→ **YOUR INSTRUCTIONS**:
Answer with nothing except the number of lines that contain the word "object".

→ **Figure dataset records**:
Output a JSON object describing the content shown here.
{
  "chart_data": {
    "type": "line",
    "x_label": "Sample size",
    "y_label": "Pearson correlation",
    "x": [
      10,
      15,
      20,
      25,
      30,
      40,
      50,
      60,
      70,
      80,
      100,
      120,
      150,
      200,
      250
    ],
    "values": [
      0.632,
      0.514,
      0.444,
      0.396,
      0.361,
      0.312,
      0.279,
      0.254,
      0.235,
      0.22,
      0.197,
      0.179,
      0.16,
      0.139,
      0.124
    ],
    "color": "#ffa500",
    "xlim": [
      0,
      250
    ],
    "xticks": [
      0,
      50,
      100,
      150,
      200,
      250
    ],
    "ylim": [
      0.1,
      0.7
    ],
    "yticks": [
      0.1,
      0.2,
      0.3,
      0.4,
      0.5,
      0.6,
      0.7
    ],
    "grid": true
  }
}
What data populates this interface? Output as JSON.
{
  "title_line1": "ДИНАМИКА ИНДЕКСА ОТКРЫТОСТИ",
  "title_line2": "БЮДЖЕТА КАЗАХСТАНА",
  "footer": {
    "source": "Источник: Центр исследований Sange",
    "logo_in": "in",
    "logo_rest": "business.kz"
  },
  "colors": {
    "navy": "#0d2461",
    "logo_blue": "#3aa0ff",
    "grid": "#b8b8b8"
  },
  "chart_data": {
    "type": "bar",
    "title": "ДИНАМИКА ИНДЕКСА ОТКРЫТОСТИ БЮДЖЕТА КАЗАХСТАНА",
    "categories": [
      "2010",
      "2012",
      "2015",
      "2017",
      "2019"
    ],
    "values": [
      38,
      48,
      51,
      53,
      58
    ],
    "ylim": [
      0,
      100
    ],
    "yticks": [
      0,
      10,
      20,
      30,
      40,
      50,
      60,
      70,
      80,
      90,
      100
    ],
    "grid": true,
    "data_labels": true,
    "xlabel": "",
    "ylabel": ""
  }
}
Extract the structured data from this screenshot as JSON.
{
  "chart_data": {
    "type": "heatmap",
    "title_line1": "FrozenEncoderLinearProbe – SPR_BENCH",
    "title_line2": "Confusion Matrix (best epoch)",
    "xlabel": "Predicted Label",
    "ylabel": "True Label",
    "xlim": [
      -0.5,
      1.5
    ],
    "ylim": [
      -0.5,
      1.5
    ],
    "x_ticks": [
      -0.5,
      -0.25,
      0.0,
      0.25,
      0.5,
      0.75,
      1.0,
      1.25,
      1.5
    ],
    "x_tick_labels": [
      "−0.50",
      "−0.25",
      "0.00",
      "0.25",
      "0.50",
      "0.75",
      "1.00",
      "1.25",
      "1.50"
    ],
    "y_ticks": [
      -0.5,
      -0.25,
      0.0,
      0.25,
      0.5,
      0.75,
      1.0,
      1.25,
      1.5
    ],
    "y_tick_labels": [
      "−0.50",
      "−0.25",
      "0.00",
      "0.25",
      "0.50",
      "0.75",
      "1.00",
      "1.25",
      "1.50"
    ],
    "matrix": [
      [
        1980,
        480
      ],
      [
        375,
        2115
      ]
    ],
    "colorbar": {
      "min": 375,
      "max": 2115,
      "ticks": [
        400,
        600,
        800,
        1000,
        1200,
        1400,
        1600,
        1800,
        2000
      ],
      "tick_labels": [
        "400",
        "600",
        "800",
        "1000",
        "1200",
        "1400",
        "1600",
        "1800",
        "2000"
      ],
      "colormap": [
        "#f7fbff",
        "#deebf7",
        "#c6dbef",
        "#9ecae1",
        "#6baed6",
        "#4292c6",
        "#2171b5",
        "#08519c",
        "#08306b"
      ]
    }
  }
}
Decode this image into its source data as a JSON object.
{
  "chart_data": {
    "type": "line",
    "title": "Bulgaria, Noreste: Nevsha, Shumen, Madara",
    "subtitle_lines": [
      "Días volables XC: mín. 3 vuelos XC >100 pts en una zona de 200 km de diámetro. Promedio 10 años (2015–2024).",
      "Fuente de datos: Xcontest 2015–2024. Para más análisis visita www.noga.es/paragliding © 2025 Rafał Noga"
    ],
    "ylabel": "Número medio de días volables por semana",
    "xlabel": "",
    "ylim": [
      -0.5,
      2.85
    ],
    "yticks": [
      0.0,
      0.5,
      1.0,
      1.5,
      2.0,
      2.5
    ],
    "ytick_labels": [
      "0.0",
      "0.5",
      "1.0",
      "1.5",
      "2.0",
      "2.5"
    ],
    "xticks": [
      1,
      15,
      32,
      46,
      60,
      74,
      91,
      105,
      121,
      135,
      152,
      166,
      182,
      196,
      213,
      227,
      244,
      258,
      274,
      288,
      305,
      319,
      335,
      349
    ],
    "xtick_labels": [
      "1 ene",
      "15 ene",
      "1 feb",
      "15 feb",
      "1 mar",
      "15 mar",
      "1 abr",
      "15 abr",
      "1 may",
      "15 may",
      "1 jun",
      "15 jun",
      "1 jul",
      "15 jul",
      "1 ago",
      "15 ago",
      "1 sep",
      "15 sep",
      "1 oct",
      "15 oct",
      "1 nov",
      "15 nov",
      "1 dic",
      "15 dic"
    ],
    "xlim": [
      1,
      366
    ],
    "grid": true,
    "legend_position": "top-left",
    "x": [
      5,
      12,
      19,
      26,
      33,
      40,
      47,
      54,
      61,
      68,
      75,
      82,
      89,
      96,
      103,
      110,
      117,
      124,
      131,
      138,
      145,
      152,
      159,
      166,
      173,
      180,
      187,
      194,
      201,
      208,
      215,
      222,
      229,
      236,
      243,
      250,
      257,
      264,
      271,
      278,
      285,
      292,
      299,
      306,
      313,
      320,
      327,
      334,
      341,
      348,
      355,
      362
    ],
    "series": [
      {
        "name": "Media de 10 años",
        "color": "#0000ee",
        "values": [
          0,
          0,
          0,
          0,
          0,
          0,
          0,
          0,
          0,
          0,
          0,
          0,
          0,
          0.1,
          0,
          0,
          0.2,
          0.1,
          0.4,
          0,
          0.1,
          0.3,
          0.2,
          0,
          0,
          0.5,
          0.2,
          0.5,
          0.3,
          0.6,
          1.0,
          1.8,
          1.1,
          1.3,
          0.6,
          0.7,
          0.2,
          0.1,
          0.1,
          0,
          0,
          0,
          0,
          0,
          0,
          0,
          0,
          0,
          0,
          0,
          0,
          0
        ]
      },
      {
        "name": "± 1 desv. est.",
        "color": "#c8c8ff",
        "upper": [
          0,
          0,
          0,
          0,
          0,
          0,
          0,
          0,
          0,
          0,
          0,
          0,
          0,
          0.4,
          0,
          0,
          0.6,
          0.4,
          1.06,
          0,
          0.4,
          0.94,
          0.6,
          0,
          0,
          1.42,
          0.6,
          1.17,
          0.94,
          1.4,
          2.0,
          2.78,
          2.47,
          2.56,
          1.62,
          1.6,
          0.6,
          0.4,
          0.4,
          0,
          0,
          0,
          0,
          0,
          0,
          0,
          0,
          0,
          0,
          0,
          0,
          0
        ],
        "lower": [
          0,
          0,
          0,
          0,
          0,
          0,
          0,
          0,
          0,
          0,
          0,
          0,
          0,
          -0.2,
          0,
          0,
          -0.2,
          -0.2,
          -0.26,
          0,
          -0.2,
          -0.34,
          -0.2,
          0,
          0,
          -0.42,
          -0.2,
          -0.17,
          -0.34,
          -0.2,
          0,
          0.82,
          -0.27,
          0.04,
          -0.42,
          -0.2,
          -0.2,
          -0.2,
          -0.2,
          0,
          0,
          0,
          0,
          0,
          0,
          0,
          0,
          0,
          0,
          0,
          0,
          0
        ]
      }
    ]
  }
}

→ **RESULT BELOW**:
2